Data items:
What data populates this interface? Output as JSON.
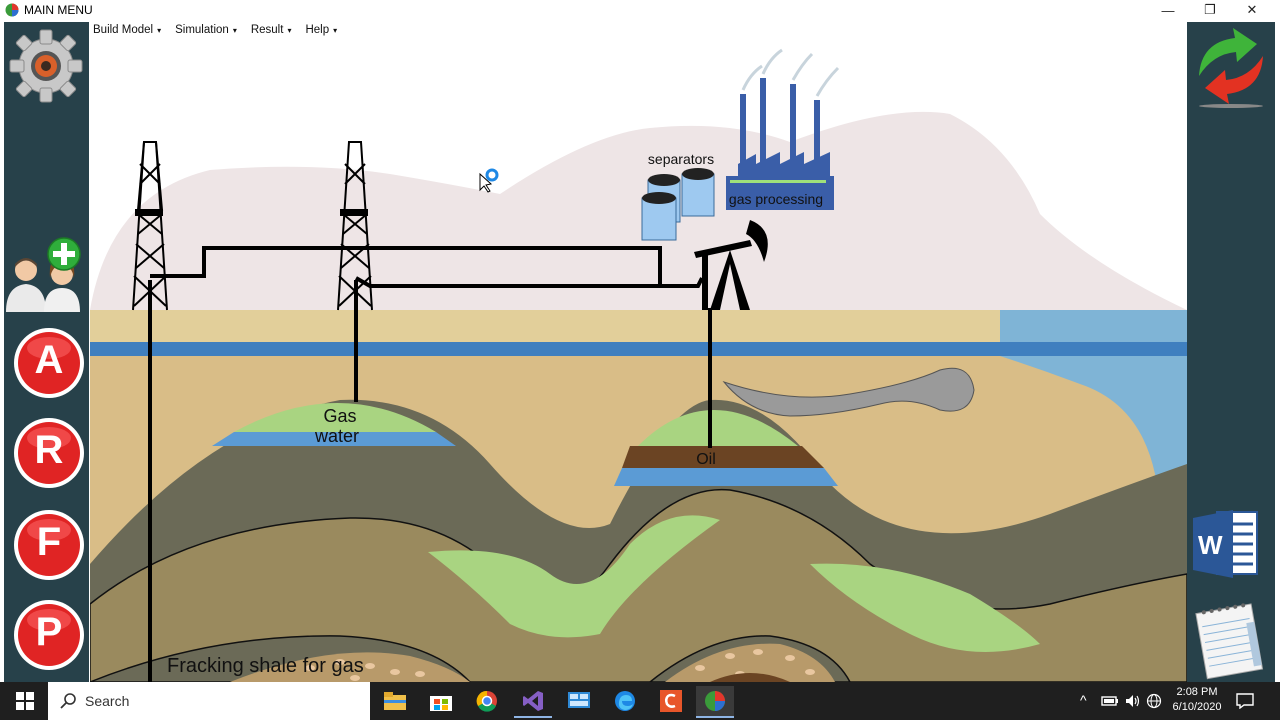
{
  "window": {
    "title": "MAIN MENU",
    "minimize": "—",
    "restore": "❐",
    "close": "✕"
  },
  "menu": [
    {
      "label": "Build Model",
      "caret": "▾"
    },
    {
      "label": "Simulation",
      "caret": "▾"
    },
    {
      "label": "Result",
      "caret": "▾"
    },
    {
      "label": "Help",
      "caret": "▾"
    }
  ],
  "left_panel": {
    "buttons": [
      {
        "letter": "A"
      },
      {
        "letter": "R"
      },
      {
        "letter": "F"
      },
      {
        "letter": "P"
      }
    ],
    "icons": [
      "gear-icon",
      "add-users-icon"
    ]
  },
  "right_panel": {
    "icons": [
      "refresh-arrows-icon",
      "word-icon",
      "notepad-icon"
    ],
    "word_letter": "W"
  },
  "scene": {
    "labels": {
      "separators": "separators",
      "gas_processing": "gas processing",
      "gas": "Gas",
      "water": "water",
      "oil": "Oil",
      "fracking": "Fracking shale for gas"
    },
    "colors": {
      "sky": "#ffffff",
      "mountain": "#efe6e6",
      "ground_top": "#e2cf9a",
      "water": "#3f7fbf",
      "sand": "#d9bd87",
      "dark_layer": "#6b6a57",
      "mid_layer": "#9a8a5e",
      "green": "#a9d481",
      "oil": "#6b4423",
      "sea": "#7fb4d6",
      "factory": "#3a5ea8",
      "tank": "#9ec9f0",
      "smoke": "#9a9a9a"
    }
  },
  "taskbar": {
    "search_label": "Search",
    "time": "2:08 PM",
    "date": "6/10/2020",
    "apps": [
      "windows-start-icon",
      "file-explorer-icon",
      "store-icon",
      "chrome-icon",
      "visual-studio-icon",
      "control-panel-icon",
      "edge-icon",
      "app-c-icon",
      "pie-chart-app-icon"
    ]
  }
}
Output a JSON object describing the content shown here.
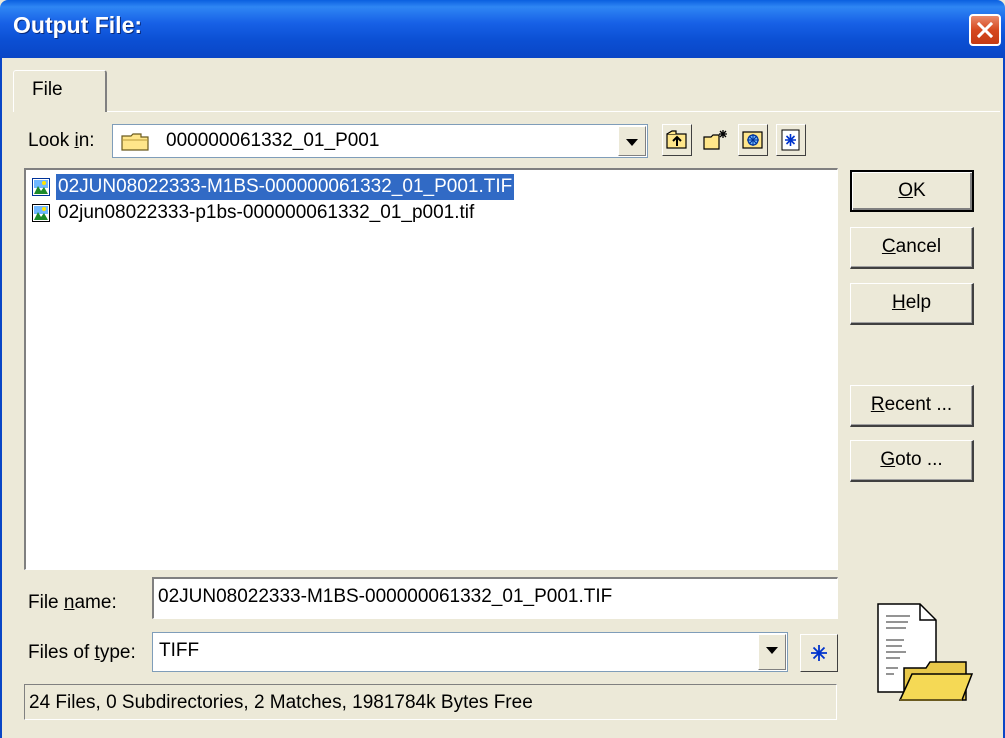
{
  "window": {
    "title": "Output File:"
  },
  "tabs": [
    {
      "label": "File"
    }
  ],
  "look_in": {
    "label_pre": "Look ",
    "label_mnemonic": "i",
    "label_post": "n:",
    "value": "000000061332_01_P001",
    "icon": "folder-icon"
  },
  "toolbar": [
    {
      "name": "up-one-level",
      "icon": "folder-up-icon"
    },
    {
      "name": "create-new-folder",
      "icon": "new-folder-icon"
    },
    {
      "name": "list-view",
      "icon": "list-view-icon"
    },
    {
      "name": "details",
      "icon": "asterisk-icon"
    }
  ],
  "files": [
    {
      "name": "02JUN08022333-M1BS-000000061332_01_P001.TIF",
      "icon": "image-file-icon",
      "selected": true
    },
    {
      "name": "02jun08022333-p1bs-000000061332_01_p001.tif",
      "icon": "image-file-icon",
      "selected": false
    }
  ],
  "buttons": {
    "ok": {
      "mnemonic": "O",
      "rest": "K"
    },
    "cancel": {
      "mnemonic": "C",
      "rest": "ancel"
    },
    "help": {
      "mnemonic": "H",
      "rest": "elp"
    },
    "recent": {
      "mnemonic": "R",
      "rest": "ecent ..."
    },
    "goto": {
      "mnemonic": "G",
      "rest": "oto ..."
    }
  },
  "file_name": {
    "label_pre": "File ",
    "label_mnemonic": "n",
    "label_post": "ame:",
    "value": "02JUN08022333-M1BS-000000061332_01_P001.TIF"
  },
  "file_type": {
    "label_pre": "Files of ",
    "label_mnemonic": "t",
    "label_post": "ype:",
    "value": "TIFF",
    "filter_icon": "asterisk-icon"
  },
  "status": "24 Files, 0 Subdirectories, 2 Matches, 1981784k Bytes Free",
  "colors": {
    "title_bar": "#0a46c6",
    "selection": "#316ac5",
    "dialog_bg": "#ece9d8"
  }
}
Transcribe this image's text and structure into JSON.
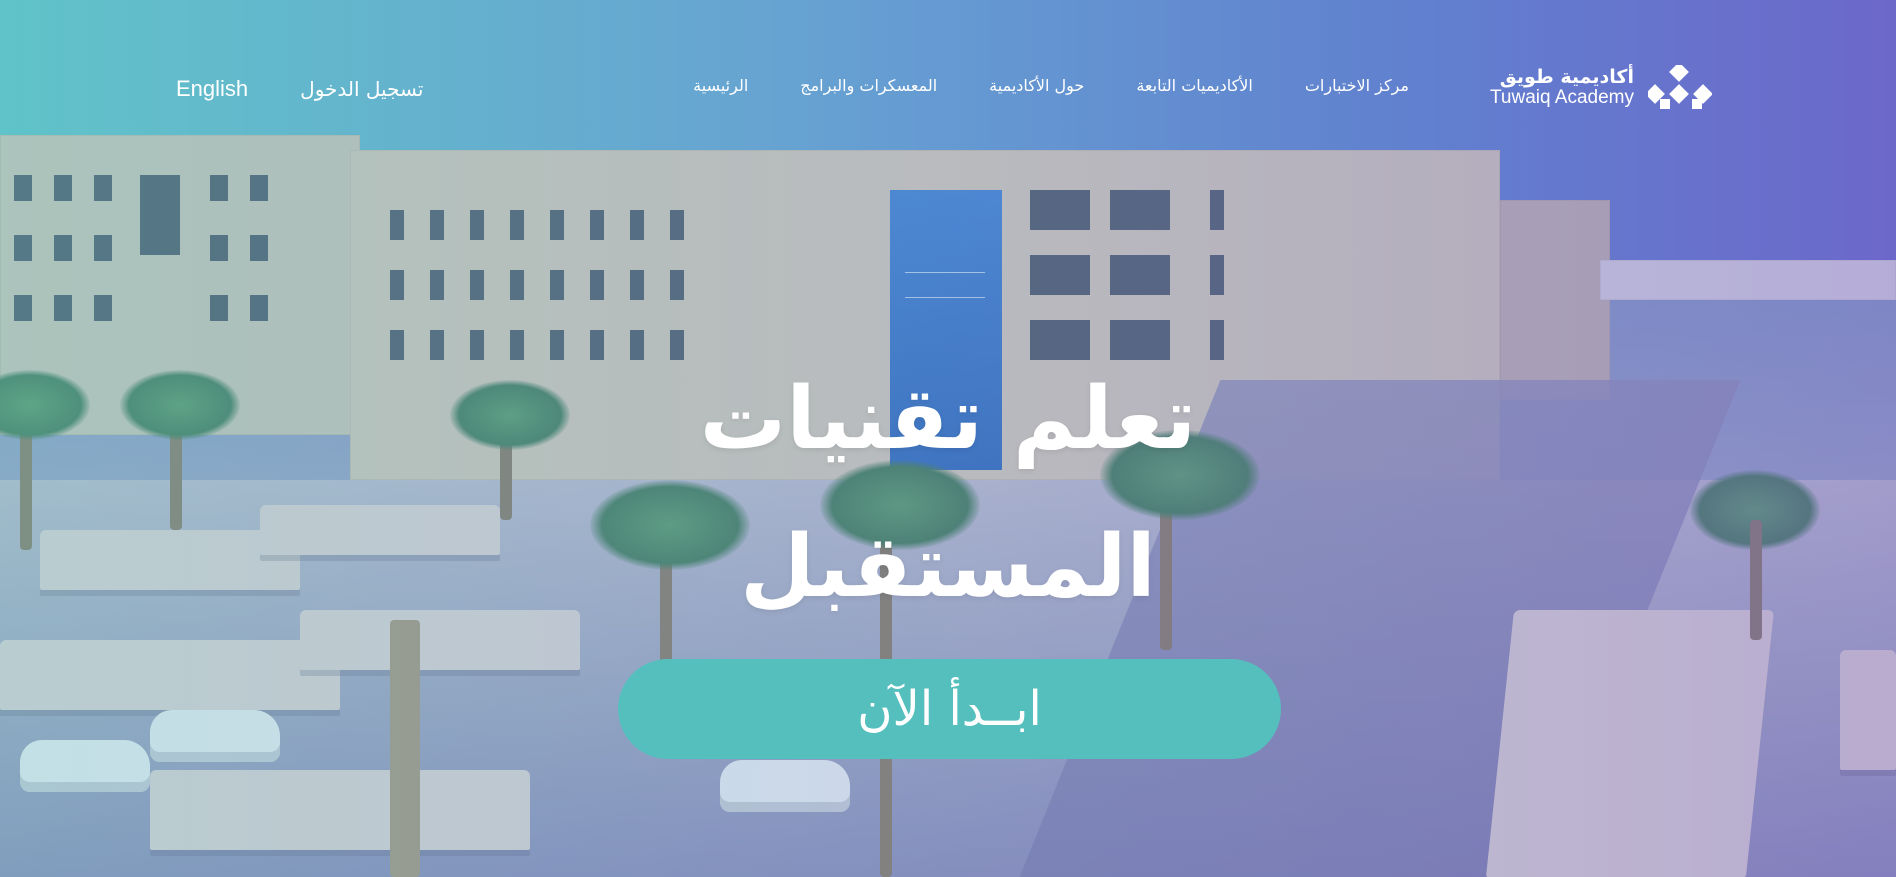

WRITTEN EXERCISE:
Leaving aside the images, write out the entries above word for word.

RESULT FOR THIS TASK:
What data populates this interface? Output as JSON.
{
  "window": {
    "title": "MAIN MENU",
    "minimize": "—",
    "restore": "❐",
    "close": "✕"
  },
  "menu": [
    {
      "label": "Build Model",
      "caret": "▾"
    },
    {
      "label": "Simulation",
      "caret": "▾"
    },
    {
      "label": "Result",
      "caret": "▾"
    },
    {
      "label": "Help",
      "caret": "▾"
    }
  ],
  "left_panel": {
    "buttons": [
      {
        "letter": "A"
      },
      {
        "letter": "R"
      },
      {
        "letter": "F"
      },
      {
        "letter": "P"
      }
    ],
    "icons": [
      "gear-icon",
      "add-users-icon"
    ]
  },
  "right_panel": {
    "icons": [
      "refresh-arrows-icon",
      "word-icon",
      "notepad-icon"
    ],
    "word_letter": "W"
  },
  "scene": {
    "labels": {
      "separators": "separators",
      "gas_processing": "gas processing",
      "gas": "Gas",
      "water": "water",
      "oil": "Oil",
      "fracking": "Fracking shale for gas"
    },
    "colors": {
      "sky": "#ffffff",
      "mountain": "#efe6e6",
      "ground_top": "#e2cf9a",
      "water": "#3f7fbf",
      "sand": "#d9bd87",
      "dark_layer": "#6b6a57",
      "mid_layer": "#9a8a5e",
      "green": "#a9d481",
      "oil": "#6b4423",
      "sea": "#7fb4d6",
      "factory": "#3a5ea8",
      "tank": "#9ec9f0",
      "smoke": "#9a9a9a"
    }
  },
  "taskbar": {
    "search_label": "Search",
    "time": "2:08 PM",
    "date": "6/10/2020",
    "apps": [
      "windows-start-icon",
      "file-explorer-icon",
      "store-icon",
      "chrome-icon",
      "visual-studio-icon",
      "control-panel-icon",
      "edge-icon",
      "app-c-icon",
      "pie-chart-app-icon"
    ]
  }
}
Output a JSON object describing the content shown here.
{
  "window": {
    "title": "Output File:"
  },
  "tabs": [
    {
      "label": "File"
    }
  ],
  "look_in": {
    "label_pre": "Look ",
    "label_mnemonic": "i",
    "label_post": "n:",
    "value": "000000061332_01_P001",
    "icon": "folder-icon"
  },
  "toolbar": [
    {
      "name": "up-one-level",
      "icon": "folder-up-icon"
    },
    {
      "name": "create-new-folder",
      "icon": "new-folder-icon"
    },
    {
      "name": "list-view",
      "icon": "list-view-icon"
    },
    {
      "name": "details",
      "icon": "asterisk-icon"
    }
  ],
  "files": [
    {
      "name": "02JUN08022333-M1BS-000000061332_01_P001.TIF",
      "icon": "image-file-icon",
      "selected": true
    },
    {
      "name": "02jun08022333-p1bs-000000061332_01_p001.tif",
      "icon": "image-file-icon",
      "selected": false
    }
  ],
  "buttons": {
    "ok": {
      "mnemonic": "O",
      "rest": "K"
    },
    "cancel": {
      "mnemonic": "C",
      "rest": "ancel"
    },
    "help": {
      "mnemonic": "H",
      "rest": "elp"
    },
    "recent": {
      "mnemonic": "R",
      "rest": "ecent ..."
    },
    "goto": {
      "mnemonic": "G",
      "rest": "oto ..."
    }
  },
  "file_name": {
    "label_pre": "File ",
    "label_mnemonic": "n",
    "label_post": "ame:",
    "value": "02JUN08022333-M1BS-000000061332_01_P001.TIF"
  },
  "file_type": {
    "label_pre": "Files of ",
    "label_mnemonic": "t",
    "label_post": "ype:",
    "value": "TIFF",
    "filter_icon": "asterisk-icon"
  },
  "status": "24 Files, 0 Subdirectories, 2 Matches, 1981784k Bytes Free",
  "colors": {
    "title_bar": "#0a46c6",
    "selection": "#316ac5",
    "dialog_bg": "#ece9d8"
  }
}
Transcribe this image's text and structure into JSON.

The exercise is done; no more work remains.